**What is expected**: Repeat the data word for word. Do not include the pictures.

++++

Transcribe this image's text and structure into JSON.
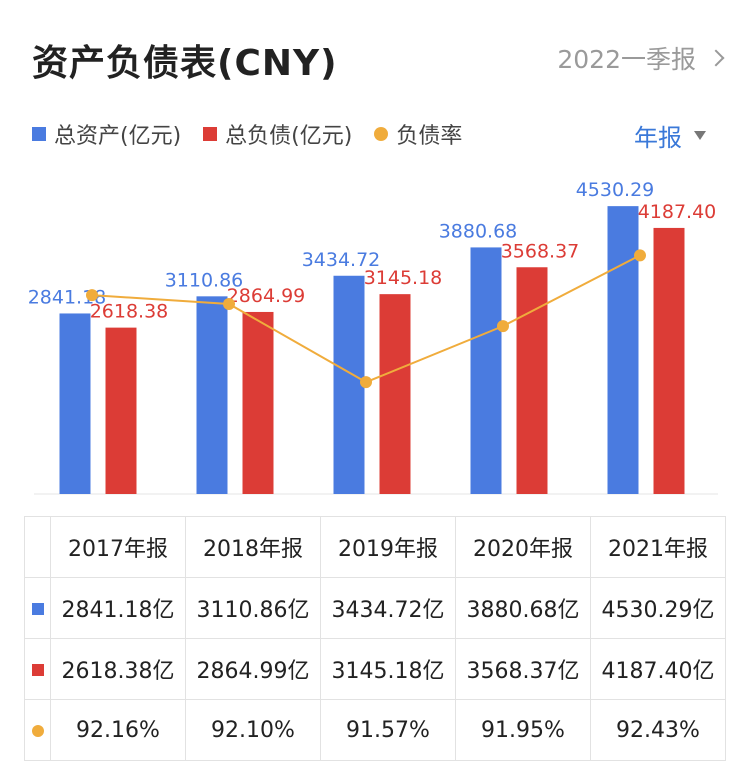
{
  "header": {
    "title": "资产负债表(CNY)",
    "period_label": "2022一季报"
  },
  "legend": {
    "assets_label": "总资产(亿元)",
    "liabilities_label": "总负债(亿元)",
    "ratio_label": "负债率"
  },
  "range": {
    "selected": "年报"
  },
  "colors": {
    "assets": "#4a7be0",
    "liabilities": "#dc3c36",
    "ratio": "#f0ac3c",
    "value_link": "#3a78d8"
  },
  "chart_data": {
    "type": "bar",
    "categories": [
      "2017年报",
      "2018年报",
      "2019年报",
      "2020年报",
      "2021年报"
    ],
    "series": [
      {
        "name": "总资产(亿元)",
        "values": [
          2841.18,
          3110.86,
          3434.72,
          3880.68,
          4530.29
        ],
        "labels": [
          "2841.18",
          "3110.86",
          "3434.72",
          "3880.68",
          "4530.29"
        ]
      },
      {
        "name": "总负债(亿元)",
        "values": [
          2618.38,
          2864.99,
          3145.18,
          3568.37,
          4187.4
        ],
        "labels": [
          "2618.38",
          "2864.99",
          "3145.18",
          "3568.37",
          "4187.40"
        ]
      }
    ],
    "line_series": {
      "name": "负债率",
      "values": [
        92.16,
        92.1,
        91.57,
        91.95,
        92.43
      ],
      "unit": "%"
    },
    "ylim": [
      0,
      4800
    ],
    "ratio_ylim": [
      91.3,
      92.5
    ],
    "grid": false
  },
  "table": {
    "years": [
      "2017年报",
      "2018年报",
      "2019年报",
      "2020年报",
      "2021年报"
    ],
    "assets": [
      "2841.18亿",
      "3110.86亿",
      "3434.72亿",
      "3880.68亿",
      "4530.29亿"
    ],
    "liabilities": [
      "2618.38亿",
      "2864.99亿",
      "3145.18亿",
      "3568.37亿",
      "4187.40亿"
    ],
    "ratio": [
      "92.16%",
      "92.10%",
      "91.57%",
      "91.95%",
      "92.43%"
    ]
  }
}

++++

**Answer to this exercise**:
Transcribe this image's text and structure into JSON.
{
  "header": {
    "title": "资产负债表(CNY)",
    "period_label": "2022一季报"
  },
  "legend": {
    "assets_label": "总资产(亿元)",
    "liabilities_label": "总负债(亿元)",
    "ratio_label": "负债率"
  },
  "range": {
    "selected": "年报"
  },
  "colors": {
    "assets": "#4a7be0",
    "liabilities": "#dc3c36",
    "ratio": "#f0ac3c",
    "value_link": "#3a78d8"
  },
  "chart_data": {
    "type": "bar",
    "categories": [
      "2017年报",
      "2018年报",
      "2019年报",
      "2020年报",
      "2021年报"
    ],
    "series": [
      {
        "name": "总资产(亿元)",
        "values": [
          2841.18,
          3110.86,
          3434.72,
          3880.68,
          4530.29
        ],
        "labels": [
          "2841.18",
          "3110.86",
          "3434.72",
          "3880.68",
          "4530.29"
        ]
      },
      {
        "name": "总负债(亿元)",
        "values": [
          2618.38,
          2864.99,
          3145.18,
          3568.37,
          4187.4
        ],
        "labels": [
          "2618.38",
          "2864.99",
          "3145.18",
          "3568.37",
          "4187.40"
        ]
      }
    ],
    "line_series": {
      "name": "负债率",
      "values": [
        92.16,
        92.1,
        91.57,
        91.95,
        92.43
      ],
      "unit": "%"
    },
    "ylim": [
      0,
      4800
    ],
    "ratio_ylim": [
      91.3,
      92.5
    ],
    "grid": false
  },
  "table": {
    "years": [
      "2017年报",
      "2018年报",
      "2019年报",
      "2020年报",
      "2021年报"
    ],
    "assets": [
      "2841.18亿",
      "3110.86亿",
      "3434.72亿",
      "3880.68亿",
      "4530.29亿"
    ],
    "liabilities": [
      "2618.38亿",
      "2864.99亿",
      "3145.18亿",
      "3568.37亿",
      "4187.40亿"
    ],
    "ratio": [
      "92.16%",
      "92.10%",
      "91.57%",
      "91.95%",
      "92.43%"
    ]
  }
}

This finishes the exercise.